Required task: Go through the entries below and retype them exactly, omitting each picture.

Records for the exercise:
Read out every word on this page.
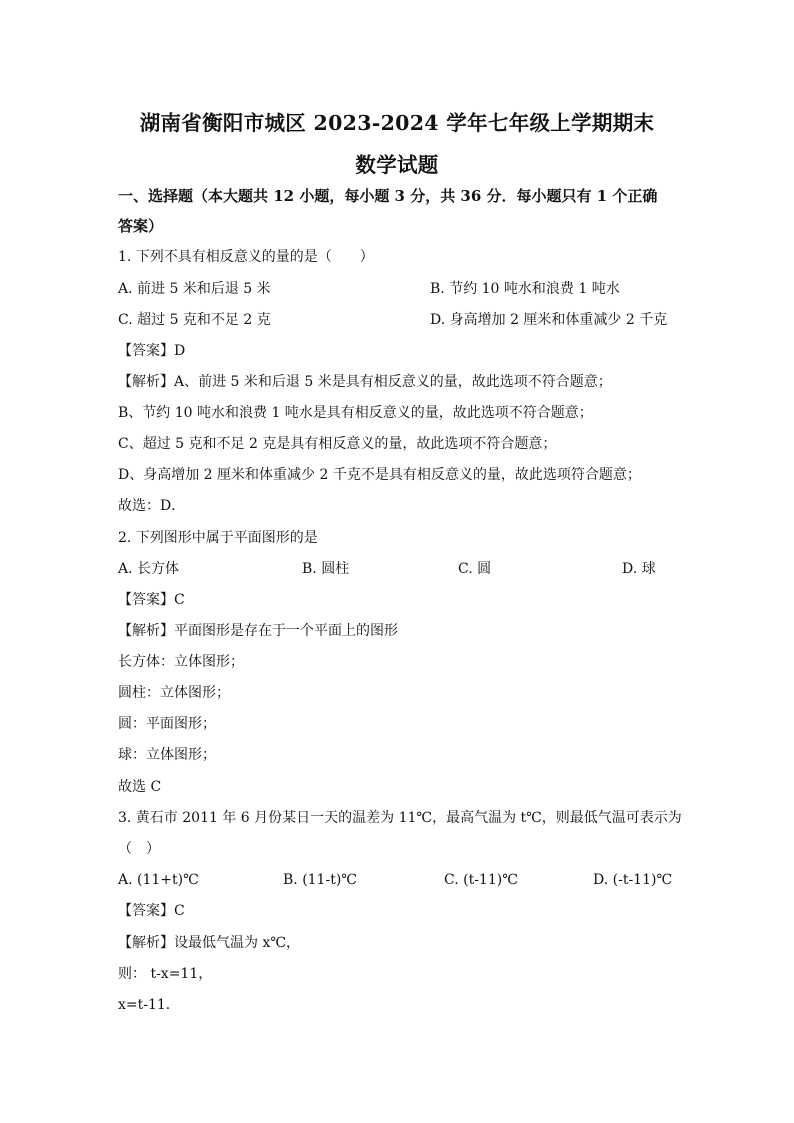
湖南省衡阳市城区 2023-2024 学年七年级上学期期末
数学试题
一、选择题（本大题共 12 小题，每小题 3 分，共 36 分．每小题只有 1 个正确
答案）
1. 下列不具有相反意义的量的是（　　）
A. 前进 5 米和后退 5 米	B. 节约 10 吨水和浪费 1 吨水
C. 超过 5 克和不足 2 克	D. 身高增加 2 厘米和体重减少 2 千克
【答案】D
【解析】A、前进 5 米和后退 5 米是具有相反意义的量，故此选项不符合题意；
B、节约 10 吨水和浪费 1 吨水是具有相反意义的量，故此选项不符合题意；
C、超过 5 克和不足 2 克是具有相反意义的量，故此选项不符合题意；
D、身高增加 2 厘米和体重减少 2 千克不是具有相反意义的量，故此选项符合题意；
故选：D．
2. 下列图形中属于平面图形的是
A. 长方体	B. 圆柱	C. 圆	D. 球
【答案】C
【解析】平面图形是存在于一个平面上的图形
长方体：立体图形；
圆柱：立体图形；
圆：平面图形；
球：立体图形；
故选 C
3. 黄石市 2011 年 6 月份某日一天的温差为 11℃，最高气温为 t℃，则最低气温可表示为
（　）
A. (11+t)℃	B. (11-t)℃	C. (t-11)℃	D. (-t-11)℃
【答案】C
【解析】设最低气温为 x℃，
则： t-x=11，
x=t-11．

Written solution:
Read out every word on this page.
湖南省衡阳市城区 2023-2024 学年七年级上学期期末
数学试题
一、选择题（本大题共 12 小题，每小题 3 分，共 36 分．每小题只有 1 个正确
答案）
1. 下列不具有相反意义的量的是（　　）
A. 前进 5 米和后退 5 米	B. 节约 10 吨水和浪费 1 吨水
C. 超过 5 克和不足 2 克	D. 身高增加 2 厘米和体重减少 2 千克
【答案】D
【解析】A、前进 5 米和后退 5 米是具有相反意义的量，故此选项不符合题意；
B、节约 10 吨水和浪费 1 吨水是具有相反意义的量，故此选项不符合题意；
C、超过 5 克和不足 2 克是具有相反意义的量，故此选项不符合题意；
D、身高增加 2 厘米和体重减少 2 千克不是具有相反意义的量，故此选项符合题意；
故选：D．
2. 下列图形中属于平面图形的是
A. 长方体	B. 圆柱	C. 圆	D. 球
【答案】C
【解析】平面图形是存在于一个平面上的图形
长方体：立体图形；
圆柱：立体图形；
圆：平面图形；
球：立体图形；
故选 C
3. 黄石市 2011 年 6 月份某日一天的温差为 11℃，最高气温为 t℃，则最低气温可表示为
（　）
A. (11+t)℃	B. (11-t)℃	C. (t-11)℃	D. (-t-11)℃
【答案】C
【解析】设最低气温为 x℃，
则： t-x=11，
x=t-11．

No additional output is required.